--- start The input ---

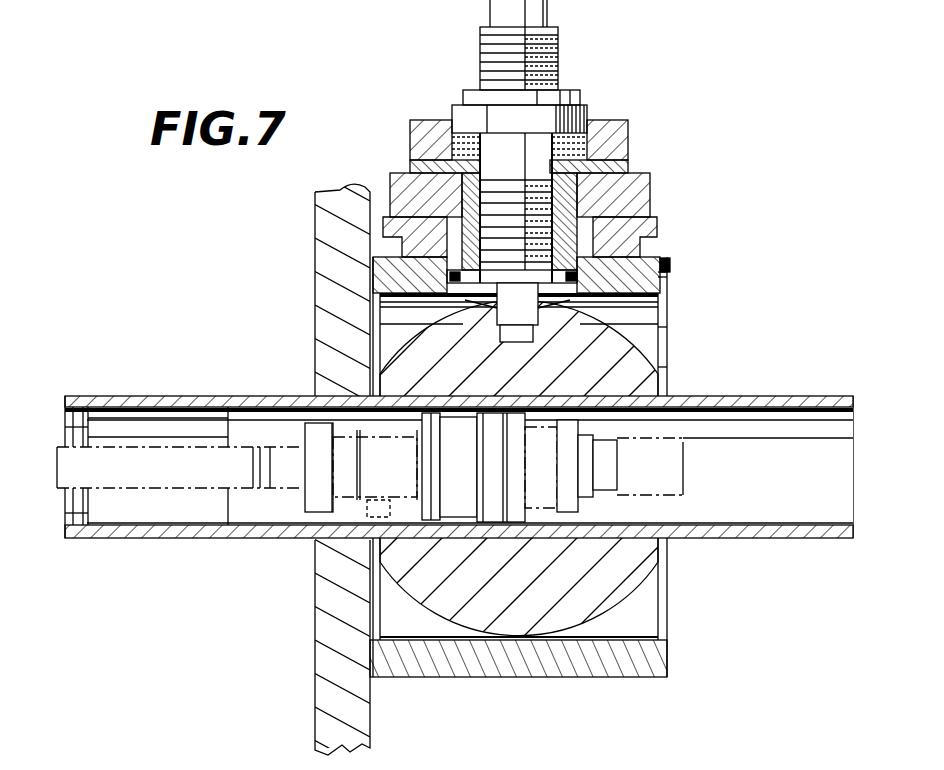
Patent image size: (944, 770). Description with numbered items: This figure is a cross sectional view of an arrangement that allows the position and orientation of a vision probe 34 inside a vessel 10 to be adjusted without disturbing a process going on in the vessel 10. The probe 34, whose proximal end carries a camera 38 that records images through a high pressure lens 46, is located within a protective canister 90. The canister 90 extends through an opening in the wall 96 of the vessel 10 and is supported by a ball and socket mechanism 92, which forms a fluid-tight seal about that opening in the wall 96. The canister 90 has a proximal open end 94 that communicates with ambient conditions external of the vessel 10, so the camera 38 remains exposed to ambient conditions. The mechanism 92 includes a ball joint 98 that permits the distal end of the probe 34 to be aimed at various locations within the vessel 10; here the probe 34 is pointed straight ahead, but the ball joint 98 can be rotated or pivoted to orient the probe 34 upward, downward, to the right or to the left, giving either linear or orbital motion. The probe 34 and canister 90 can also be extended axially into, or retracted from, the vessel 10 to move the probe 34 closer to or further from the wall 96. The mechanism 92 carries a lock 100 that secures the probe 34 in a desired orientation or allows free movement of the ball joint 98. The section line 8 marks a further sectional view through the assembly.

The section line 8- 8 is at (577, 250).
The vessel 10 is at (320, 253).
The vision probe 34 is at (683, 475).
The camera 38 is at (683, 452).
The high pressure lens 46 is at (57, 467).
The canister 90 is at (790, 535).
The ball and socket mechanism 92 is at (672, 263).
The proximal open end 94 is at (853, 500).
The wall 96 is at (363, 707).
The ball joint 98 is at (632, 367).
The lock 100 is at (557, 72).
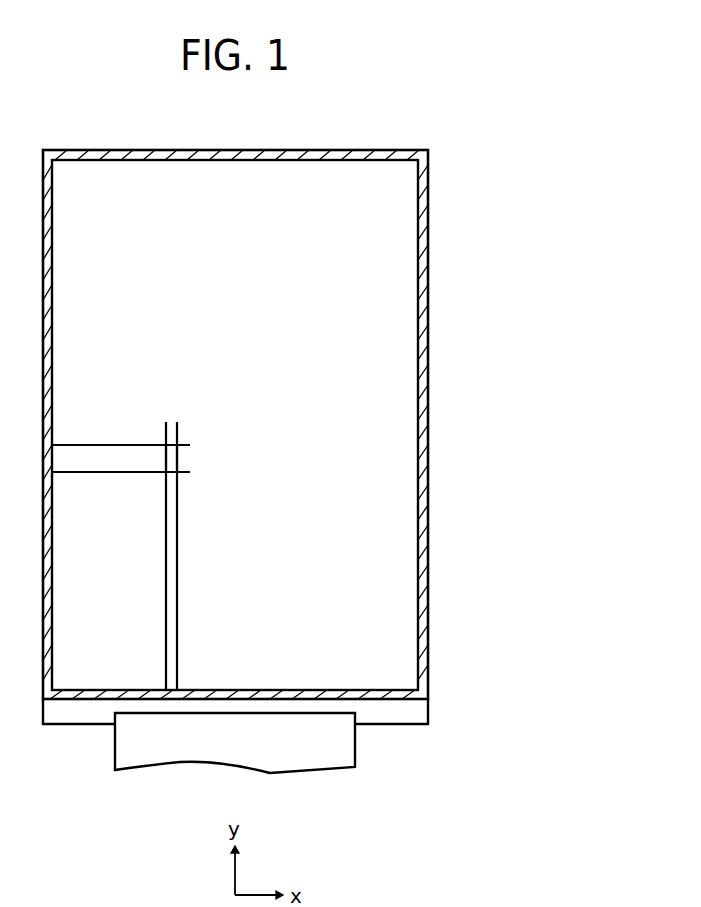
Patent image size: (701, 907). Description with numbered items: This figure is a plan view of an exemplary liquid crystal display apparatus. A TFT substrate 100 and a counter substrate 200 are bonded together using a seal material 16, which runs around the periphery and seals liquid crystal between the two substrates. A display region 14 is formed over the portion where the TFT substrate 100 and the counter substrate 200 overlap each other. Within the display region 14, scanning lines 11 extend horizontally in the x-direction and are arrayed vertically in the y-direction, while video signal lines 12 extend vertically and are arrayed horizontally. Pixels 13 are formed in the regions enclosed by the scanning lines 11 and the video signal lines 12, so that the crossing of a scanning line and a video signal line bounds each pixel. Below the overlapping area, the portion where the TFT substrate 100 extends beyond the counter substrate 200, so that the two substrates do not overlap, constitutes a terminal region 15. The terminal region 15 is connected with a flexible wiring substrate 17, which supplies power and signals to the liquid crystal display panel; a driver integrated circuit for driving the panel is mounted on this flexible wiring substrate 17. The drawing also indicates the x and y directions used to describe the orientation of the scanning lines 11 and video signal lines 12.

The scanning lines 11 is at (108, 444).
The video signal lines 12 is at (178, 517).
The pixels 13 is at (170, 460).
The display region 14 is at (388, 377).
The terminal region 15 is at (385, 718).
The seal material 16 is at (274, 424).
The flexible wiring substrate 17 is at (124, 741).
The TFT substrate 100 is at (281, 738).
The counter substrate 200 is at (281, 467).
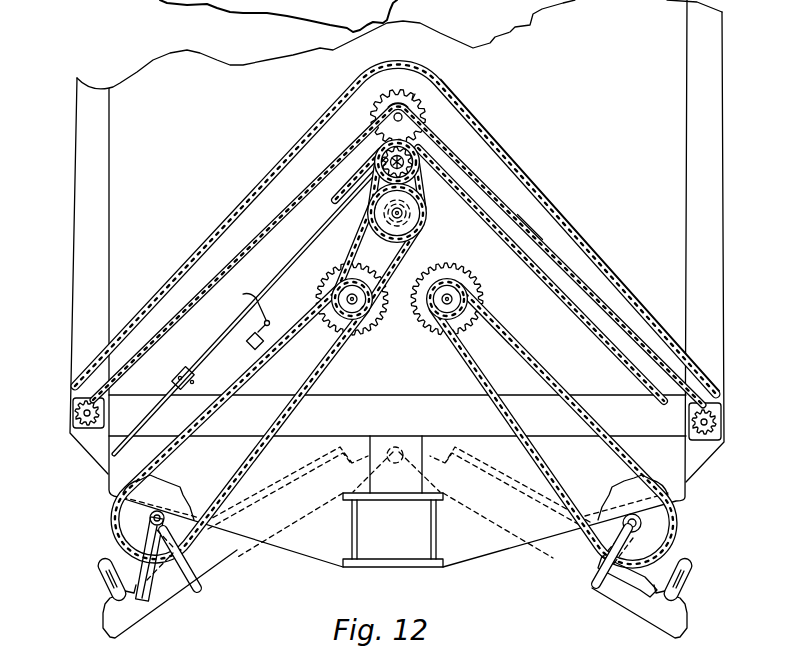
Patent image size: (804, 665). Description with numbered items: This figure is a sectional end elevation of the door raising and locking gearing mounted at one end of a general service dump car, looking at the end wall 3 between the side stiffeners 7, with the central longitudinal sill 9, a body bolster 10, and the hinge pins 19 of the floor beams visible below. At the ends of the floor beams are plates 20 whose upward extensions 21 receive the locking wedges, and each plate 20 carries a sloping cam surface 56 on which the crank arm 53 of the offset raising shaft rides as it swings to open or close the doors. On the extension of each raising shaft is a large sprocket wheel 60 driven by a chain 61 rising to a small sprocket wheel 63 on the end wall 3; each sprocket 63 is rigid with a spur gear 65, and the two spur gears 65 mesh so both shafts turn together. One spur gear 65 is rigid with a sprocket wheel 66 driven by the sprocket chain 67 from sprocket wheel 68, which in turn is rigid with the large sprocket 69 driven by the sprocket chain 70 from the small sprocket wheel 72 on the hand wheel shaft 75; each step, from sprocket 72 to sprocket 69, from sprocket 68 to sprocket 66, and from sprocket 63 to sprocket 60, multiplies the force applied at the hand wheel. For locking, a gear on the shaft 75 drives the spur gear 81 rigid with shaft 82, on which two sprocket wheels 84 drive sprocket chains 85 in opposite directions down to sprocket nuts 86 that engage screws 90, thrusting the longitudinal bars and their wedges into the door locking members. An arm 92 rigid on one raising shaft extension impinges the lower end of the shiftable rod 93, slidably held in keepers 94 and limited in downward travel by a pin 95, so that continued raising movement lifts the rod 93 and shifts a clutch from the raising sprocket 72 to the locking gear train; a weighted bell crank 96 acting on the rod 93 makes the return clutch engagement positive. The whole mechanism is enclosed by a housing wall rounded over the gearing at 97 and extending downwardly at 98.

The end wall 3 is at (399, 44).
The side stiffener 7 is at (73, 216).
The central longitudinal sill 9 is at (393, 501).
The body bolster 10 is at (395, 502).
The hinge pin 19 is at (400, 448).
The plate 20 is at (132, 622).
The upward extension 21 is at (99, 575).
The crank arm 53 is at (200, 578).
The cam surface 56 is at (168, 597).
The sprocket wheel 60 is at (182, 499).
The chain 61 is at (289, 412).
The sprocket wheel 63 is at (460, 299).
The spur gear 65 is at (345, 262).
The sprocket wheel 66 is at (333, 298).
The sprocket chain 67 is at (377, 255).
The sprocket wheel 68 is at (404, 226).
The sprocket 69 is at (410, 206).
The sprocket chain 70 is at (424, 186).
The small sprocket wheel 72 is at (437, 156).
The shaft 75 is at (372, 158).
The spur gear 81 is at (423, 115).
The shaft 82 is at (383, 117).
The sprocket wheel 84 is at (413, 106).
The sprocket chain 85 is at (168, 327).
The sprocket nut 86 is at (70, 412).
The screw 90 is at (70, 432).
The arm 92 is at (148, 562).
The shiftable rod 93 is at (193, 368).
The keeper 94 is at (176, 381).
The pin 95 is at (523, 224).
The weighted bell crank 96 is at (247, 324).
The rounded housing wall portion 97 is at (411, 52).
The downward housing wall portion 98 is at (589, 250).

--- end The input ---

# Your instructions:
Write out every line of the listing above verbatim, omitting the pictures.

# The output:
Patent image size: (944, 770). Description with numbered items: This figure is a cross sectional view of an arrangement that allows the position and orientation of a vision probe 34 inside a vessel 10 to be adjusted without disturbing a process going on in the vessel 10. The probe 34, whose proximal end carries a camera 38 that records images through a high pressure lens 46, is located within a protective canister 90. The canister 90 extends through an opening in the wall 96 of the vessel 10 and is supported by a ball and socket mechanism 92, which forms a fluid-tight seal about that opening in the wall 96. The canister 90 has a proximal open end 94 that communicates with ambient conditions external of the vessel 10, so the camera 38 remains exposed to ambient conditions. The mechanism 92 includes a ball joint 98 that permits the distal end of the probe 34 to be aimed at various locations within the vessel 10; here the probe 34 is pointed straight ahead, but the ball joint 98 can be rotated or pivoted to orient the probe 34 upward, downward, to the right or to the left, giving either linear or orbital motion. The probe 34 and canister 90 can also be extended axially into, or retracted from, the vessel 10 to move the probe 34 closer to or further from the wall 96. The mechanism 92 carries a lock 100 that secures the probe 34 in a desired orientation or allows free movement of the ball joint 98. The section line 8 marks a further sectional view through the assembly.

The section line 8- 8 is at (577, 250).
The vessel 10 is at (320, 253).
The vision probe 34 is at (683, 475).
The camera 38 is at (683, 452).
The high pressure lens 46 is at (57, 467).
The canister 90 is at (790, 535).
The ball and socket mechanism 92 is at (672, 263).
The proximal open end 94 is at (853, 500).
The wall 96 is at (363, 707).
The ball joint 98 is at (632, 367).
The lock 100 is at (557, 72).
Patent image size: (701, 907). Description with numbered items: This figure is a plan view of an exemplary liquid crystal display apparatus. A TFT substrate 100 and a counter substrate 200 are bonded together using a seal material 16, which runs around the periphery and seals liquid crystal between the two substrates. A display region 14 is formed over the portion where the TFT substrate 100 and the counter substrate 200 overlap each other. Within the display region 14, scanning lines 11 extend horizontally in the x-direction and are arrayed vertically in the y-direction, while video signal lines 12 extend vertically and are arrayed horizontally. Pixels 13 are formed in the regions enclosed by the scanning lines 11 and the video signal lines 12, so that the crossing of a scanning line and a video signal line bounds each pixel. Below the overlapping area, the portion where the TFT substrate 100 extends beyond the counter substrate 200, so that the two substrates do not overlap, constitutes a terminal region 15. The terminal region 15 is connected with a flexible wiring substrate 17, which supplies power and signals to the liquid crystal display panel; a driver integrated circuit for driving the panel is mounted on this flexible wiring substrate 17. The drawing also indicates the x and y directions used to describe the orientation of the scanning lines 11 and video signal lines 12.

The scanning lines 11 is at (108, 444).
The video signal lines 12 is at (178, 517).
The pixels 13 is at (170, 460).
The display region 14 is at (388, 377).
The terminal region 15 is at (385, 718).
The seal material 16 is at (274, 424).
The flexible wiring substrate 17 is at (124, 741).
The TFT substrate 100 is at (281, 738).
The counter substrate 200 is at (281, 467).
Patent image size: (804, 665). Description with numbered items: This figure is a sectional end elevation of the door raising and locking gearing mounted at one end of a general service dump car, looking at the end wall 3 between the side stiffeners 7, with the central longitudinal sill 9, a body bolster 10, and the hinge pins 19 of the floor beams visible below. At the ends of the floor beams are plates 20 whose upward extensions 21 receive the locking wedges, and each plate 20 carries a sloping cam surface 56 on which the crank arm 53 of the offset raising shaft rides as it swings to open or close the doors. On the extension of each raising shaft is a large sprocket wheel 60 driven by a chain 61 rising to a small sprocket wheel 63 on the end wall 3; each sprocket 63 is rigid with a spur gear 65, and the two spur gears 65 mesh so both shafts turn together. One spur gear 65 is rigid with a sprocket wheel 66 driven by the sprocket chain 67 from sprocket wheel 68, which in turn is rigid with the large sprocket 69 driven by the sprocket chain 70 from the small sprocket wheel 72 on the hand wheel shaft 75; each step, from sprocket 72 to sprocket 69, from sprocket 68 to sprocket 66, and from sprocket 63 to sprocket 60, multiplies the force applied at the hand wheel. For locking, a gear on the shaft 75 drives the spur gear 81 rigid with shaft 82, on which two sprocket wheels 84 drive sprocket chains 85 in opposite directions down to sprocket nuts 86 that engage screws 90, thrusting the longitudinal bars and their wedges into the door locking members. An arm 92 rigid on one raising shaft extension impinges the lower end of the shiftable rod 93, slidably held in keepers 94 and limited in downward travel by a pin 95, so that continued raising movement lifts the rod 93 and shifts a clutch from the raising sprocket 72 to the locking gear train; a weighted bell crank 96 acting on the rod 93 makes the return clutch engagement positive. The whole mechanism is enclosed by a housing wall rounded over the gearing at 97 and extending downwardly at 98.

The end wall 3 is at (399, 44).
The side stiffener 7 is at (73, 216).
The central longitudinal sill 9 is at (393, 501).
The body bolster 10 is at (395, 502).
The hinge pin 19 is at (400, 448).
The plate 20 is at (132, 622).
The upward extension 21 is at (99, 575).
The crank arm 53 is at (200, 578).
The cam surface 56 is at (168, 597).
The sprocket wheel 60 is at (182, 499).
The chain 61 is at (289, 412).
The sprocket wheel 63 is at (460, 299).
The spur gear 65 is at (345, 262).
The sprocket wheel 66 is at (333, 298).
The sprocket chain 67 is at (377, 255).
The sprocket wheel 68 is at (404, 226).
The sprocket 69 is at (410, 206).
The sprocket chain 70 is at (424, 186).
The small sprocket wheel 72 is at (437, 156).
The shaft 75 is at (372, 158).
The spur gear 81 is at (423, 115).
The shaft 82 is at (383, 117).
The sprocket wheel 84 is at (413, 106).
The sprocket chain 85 is at (168, 327).
The sprocket nut 86 is at (70, 412).
The screw 90 is at (70, 432).
The arm 92 is at (148, 562).
The shiftable rod 93 is at (193, 368).
The keeper 94 is at (176, 381).
The pin 95 is at (523, 224).
The weighted bell crank 96 is at (247, 324).
The rounded housing wall portion 97 is at (411, 52).
The downward housing wall portion 98 is at (589, 250).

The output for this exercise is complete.